* [BRIEF]
Show every line below where "name" can be found.

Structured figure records
--- Start ---

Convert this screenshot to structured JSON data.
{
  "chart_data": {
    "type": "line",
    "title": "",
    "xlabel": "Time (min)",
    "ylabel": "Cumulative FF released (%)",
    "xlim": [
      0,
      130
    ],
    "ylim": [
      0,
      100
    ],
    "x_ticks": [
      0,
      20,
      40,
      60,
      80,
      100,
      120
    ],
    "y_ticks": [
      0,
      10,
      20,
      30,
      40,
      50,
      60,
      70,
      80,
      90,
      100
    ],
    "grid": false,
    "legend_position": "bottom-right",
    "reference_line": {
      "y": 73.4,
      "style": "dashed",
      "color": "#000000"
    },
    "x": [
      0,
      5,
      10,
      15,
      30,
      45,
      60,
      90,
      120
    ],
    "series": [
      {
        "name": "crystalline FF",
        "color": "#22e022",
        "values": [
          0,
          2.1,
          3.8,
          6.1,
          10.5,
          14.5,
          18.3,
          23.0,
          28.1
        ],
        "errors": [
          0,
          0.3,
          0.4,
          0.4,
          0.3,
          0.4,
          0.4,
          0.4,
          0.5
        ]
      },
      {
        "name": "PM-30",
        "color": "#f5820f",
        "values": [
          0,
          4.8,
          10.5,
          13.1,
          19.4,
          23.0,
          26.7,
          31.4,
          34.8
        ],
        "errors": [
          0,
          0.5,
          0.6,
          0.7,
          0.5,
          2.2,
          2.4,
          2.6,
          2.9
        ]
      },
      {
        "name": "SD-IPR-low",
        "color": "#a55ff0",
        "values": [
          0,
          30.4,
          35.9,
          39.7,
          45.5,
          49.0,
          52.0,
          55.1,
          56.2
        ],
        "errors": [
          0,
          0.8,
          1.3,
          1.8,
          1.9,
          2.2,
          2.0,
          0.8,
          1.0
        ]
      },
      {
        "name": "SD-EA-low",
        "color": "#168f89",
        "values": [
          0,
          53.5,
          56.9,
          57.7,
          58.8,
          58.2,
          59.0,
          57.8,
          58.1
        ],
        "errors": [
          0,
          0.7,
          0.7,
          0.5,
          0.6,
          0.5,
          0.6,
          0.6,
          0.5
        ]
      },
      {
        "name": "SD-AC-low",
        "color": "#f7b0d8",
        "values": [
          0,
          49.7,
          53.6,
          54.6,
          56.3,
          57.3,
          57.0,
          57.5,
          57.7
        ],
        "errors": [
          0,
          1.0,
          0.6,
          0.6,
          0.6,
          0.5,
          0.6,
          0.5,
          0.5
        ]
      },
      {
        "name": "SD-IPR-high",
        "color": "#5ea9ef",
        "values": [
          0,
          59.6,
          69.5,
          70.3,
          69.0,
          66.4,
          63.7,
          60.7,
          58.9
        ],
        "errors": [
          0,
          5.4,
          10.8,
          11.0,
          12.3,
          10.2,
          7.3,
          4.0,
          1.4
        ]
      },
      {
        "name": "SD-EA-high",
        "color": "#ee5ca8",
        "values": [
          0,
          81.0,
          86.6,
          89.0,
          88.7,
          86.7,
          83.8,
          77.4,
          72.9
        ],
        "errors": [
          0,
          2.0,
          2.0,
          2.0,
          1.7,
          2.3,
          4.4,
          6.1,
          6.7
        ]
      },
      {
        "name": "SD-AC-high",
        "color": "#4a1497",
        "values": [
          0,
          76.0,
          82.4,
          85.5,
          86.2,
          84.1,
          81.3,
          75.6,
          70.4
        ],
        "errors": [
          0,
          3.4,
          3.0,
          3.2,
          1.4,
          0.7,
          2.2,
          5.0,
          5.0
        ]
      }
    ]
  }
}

--- End ---

* [RESPONSE]
        "name": "crystalline FF",
        "name": "PM-30",
        "name": "SD-IPR-low",
        "name": "SD-EA-low",
        "name": "SD-AC-low",
        "name": "SD-IPR-high",
        "name": "SD-EA-high",
        "name": "SD-AC-high",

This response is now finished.